(begin)

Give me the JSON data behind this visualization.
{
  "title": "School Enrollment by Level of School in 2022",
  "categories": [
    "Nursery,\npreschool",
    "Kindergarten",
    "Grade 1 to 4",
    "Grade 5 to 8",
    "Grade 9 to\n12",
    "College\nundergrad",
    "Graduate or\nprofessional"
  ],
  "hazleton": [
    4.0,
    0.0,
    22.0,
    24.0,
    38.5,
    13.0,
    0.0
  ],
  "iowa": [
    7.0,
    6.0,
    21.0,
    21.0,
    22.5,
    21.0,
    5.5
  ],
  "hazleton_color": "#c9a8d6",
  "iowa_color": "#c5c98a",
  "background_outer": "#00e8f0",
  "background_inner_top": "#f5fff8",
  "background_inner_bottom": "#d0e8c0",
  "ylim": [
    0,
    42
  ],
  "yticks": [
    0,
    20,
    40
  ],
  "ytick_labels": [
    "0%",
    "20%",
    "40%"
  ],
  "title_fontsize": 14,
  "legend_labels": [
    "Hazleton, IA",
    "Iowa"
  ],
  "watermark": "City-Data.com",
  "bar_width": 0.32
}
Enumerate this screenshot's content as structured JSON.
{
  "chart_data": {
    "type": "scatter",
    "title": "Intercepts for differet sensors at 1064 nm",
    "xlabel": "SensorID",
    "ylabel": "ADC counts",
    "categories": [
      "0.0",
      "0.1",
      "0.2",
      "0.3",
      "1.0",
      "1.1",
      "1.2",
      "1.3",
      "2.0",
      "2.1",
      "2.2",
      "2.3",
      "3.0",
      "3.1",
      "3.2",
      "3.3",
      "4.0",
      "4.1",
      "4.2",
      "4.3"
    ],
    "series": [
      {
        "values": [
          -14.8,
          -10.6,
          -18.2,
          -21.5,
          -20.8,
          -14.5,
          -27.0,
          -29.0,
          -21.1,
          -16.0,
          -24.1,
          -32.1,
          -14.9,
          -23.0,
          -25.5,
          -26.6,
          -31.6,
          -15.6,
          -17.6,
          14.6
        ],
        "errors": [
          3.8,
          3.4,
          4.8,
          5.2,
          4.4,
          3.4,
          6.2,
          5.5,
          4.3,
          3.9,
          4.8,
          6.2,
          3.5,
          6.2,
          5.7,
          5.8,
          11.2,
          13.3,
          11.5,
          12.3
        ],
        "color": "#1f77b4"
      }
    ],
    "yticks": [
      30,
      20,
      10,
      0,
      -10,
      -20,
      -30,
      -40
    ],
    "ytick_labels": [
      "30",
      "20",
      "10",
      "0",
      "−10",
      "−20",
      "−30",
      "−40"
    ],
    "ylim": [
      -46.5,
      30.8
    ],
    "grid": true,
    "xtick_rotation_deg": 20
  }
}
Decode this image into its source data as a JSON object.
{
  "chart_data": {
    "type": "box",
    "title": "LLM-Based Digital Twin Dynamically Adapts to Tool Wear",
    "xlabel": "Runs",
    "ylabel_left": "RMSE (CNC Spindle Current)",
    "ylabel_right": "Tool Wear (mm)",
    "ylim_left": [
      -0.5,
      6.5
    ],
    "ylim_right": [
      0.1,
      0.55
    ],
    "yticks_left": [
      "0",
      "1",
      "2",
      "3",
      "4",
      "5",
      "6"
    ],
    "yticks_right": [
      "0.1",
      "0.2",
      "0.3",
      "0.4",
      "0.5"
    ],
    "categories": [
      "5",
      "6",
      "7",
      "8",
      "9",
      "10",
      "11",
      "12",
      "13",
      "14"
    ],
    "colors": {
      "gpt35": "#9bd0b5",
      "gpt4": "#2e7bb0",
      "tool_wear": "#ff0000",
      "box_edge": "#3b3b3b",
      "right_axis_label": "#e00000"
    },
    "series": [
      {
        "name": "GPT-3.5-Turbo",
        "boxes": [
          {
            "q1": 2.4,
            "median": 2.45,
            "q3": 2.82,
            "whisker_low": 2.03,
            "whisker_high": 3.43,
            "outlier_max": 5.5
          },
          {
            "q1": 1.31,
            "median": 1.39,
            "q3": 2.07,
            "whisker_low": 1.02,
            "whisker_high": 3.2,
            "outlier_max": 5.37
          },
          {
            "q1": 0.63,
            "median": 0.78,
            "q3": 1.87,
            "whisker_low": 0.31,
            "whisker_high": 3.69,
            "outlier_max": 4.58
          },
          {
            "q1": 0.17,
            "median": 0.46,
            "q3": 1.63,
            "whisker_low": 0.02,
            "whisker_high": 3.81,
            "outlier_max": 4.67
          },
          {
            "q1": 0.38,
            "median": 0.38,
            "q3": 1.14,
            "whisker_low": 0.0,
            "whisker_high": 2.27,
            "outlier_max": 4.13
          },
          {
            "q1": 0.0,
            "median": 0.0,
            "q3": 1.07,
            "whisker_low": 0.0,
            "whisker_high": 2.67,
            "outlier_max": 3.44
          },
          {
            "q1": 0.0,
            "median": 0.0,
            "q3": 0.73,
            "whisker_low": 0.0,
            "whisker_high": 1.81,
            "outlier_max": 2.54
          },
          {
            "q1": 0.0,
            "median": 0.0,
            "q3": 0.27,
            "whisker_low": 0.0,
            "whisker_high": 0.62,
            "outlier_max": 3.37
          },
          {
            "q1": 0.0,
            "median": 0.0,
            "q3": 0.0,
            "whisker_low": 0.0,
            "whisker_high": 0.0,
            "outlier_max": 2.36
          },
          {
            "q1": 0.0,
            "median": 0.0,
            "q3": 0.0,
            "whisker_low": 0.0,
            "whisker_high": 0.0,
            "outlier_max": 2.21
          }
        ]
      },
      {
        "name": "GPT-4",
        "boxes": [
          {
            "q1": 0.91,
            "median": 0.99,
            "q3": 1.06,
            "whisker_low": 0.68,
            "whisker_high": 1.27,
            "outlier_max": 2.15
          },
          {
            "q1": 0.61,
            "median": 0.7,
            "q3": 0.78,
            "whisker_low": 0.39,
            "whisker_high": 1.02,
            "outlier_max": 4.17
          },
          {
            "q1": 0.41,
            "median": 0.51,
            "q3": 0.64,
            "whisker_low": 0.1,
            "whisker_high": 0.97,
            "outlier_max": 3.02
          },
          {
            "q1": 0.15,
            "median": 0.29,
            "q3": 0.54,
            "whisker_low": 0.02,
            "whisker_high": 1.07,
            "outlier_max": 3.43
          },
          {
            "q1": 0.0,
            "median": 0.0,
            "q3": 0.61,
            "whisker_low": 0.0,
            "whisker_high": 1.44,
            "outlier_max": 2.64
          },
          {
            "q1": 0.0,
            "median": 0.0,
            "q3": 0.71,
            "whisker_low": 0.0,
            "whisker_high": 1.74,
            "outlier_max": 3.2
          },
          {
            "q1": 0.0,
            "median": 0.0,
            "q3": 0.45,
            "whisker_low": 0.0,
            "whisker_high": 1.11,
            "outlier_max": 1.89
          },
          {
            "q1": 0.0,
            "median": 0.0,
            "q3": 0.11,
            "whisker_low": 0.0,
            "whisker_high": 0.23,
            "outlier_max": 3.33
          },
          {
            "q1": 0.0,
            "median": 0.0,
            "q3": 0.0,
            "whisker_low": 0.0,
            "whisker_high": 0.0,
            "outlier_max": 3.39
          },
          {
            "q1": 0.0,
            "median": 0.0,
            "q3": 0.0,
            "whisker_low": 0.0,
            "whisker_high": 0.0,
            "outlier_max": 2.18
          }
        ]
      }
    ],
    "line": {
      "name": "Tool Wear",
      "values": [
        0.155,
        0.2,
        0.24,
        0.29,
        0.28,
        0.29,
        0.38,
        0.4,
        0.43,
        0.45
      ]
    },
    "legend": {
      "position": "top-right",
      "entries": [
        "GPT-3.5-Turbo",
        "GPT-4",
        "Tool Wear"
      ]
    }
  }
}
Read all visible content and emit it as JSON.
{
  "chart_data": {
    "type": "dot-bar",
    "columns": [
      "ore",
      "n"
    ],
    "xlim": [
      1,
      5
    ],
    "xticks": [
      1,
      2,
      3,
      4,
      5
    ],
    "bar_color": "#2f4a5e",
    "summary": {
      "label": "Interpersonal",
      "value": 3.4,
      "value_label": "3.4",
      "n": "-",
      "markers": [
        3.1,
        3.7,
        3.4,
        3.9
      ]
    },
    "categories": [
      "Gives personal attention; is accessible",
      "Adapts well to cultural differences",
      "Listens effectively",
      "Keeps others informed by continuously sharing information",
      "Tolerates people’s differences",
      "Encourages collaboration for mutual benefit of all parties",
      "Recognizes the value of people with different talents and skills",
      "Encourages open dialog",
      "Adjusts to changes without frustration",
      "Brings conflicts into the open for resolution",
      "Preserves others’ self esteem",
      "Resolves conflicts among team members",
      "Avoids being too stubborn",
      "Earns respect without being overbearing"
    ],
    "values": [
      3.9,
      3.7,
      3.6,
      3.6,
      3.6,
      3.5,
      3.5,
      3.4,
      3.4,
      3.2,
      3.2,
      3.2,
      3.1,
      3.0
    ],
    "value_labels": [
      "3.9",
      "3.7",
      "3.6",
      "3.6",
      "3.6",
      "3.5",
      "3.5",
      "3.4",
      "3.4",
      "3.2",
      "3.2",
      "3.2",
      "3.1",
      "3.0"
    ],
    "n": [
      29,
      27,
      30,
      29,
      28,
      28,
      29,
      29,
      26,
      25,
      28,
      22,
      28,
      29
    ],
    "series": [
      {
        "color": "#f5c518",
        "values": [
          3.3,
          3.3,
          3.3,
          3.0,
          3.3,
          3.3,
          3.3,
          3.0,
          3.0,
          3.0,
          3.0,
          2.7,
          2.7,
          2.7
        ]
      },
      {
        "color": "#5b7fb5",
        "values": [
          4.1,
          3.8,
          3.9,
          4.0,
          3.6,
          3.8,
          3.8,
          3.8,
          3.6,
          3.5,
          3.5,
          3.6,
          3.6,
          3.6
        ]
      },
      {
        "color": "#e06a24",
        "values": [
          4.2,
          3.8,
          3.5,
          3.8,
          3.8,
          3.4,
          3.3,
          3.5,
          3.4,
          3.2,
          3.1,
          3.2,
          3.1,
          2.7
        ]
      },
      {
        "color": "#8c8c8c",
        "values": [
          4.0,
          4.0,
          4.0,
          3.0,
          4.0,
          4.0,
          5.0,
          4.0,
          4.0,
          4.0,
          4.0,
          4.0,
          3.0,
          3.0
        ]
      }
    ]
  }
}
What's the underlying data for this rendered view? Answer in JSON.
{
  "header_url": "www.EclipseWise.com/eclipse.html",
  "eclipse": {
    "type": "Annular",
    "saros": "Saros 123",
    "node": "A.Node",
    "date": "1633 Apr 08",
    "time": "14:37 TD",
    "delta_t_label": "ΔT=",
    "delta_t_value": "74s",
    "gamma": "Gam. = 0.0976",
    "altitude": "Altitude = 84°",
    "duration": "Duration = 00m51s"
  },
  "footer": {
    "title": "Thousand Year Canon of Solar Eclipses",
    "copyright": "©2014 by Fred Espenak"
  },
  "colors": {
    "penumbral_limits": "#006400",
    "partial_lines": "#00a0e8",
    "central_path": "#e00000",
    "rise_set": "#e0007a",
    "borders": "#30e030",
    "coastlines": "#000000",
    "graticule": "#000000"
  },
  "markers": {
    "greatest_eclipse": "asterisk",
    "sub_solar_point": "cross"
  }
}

(end)

● TASK BRIEF: Among the lines of the records above, count those holding the string "this", and report only the number.

● RESULT OF THE TASK: 4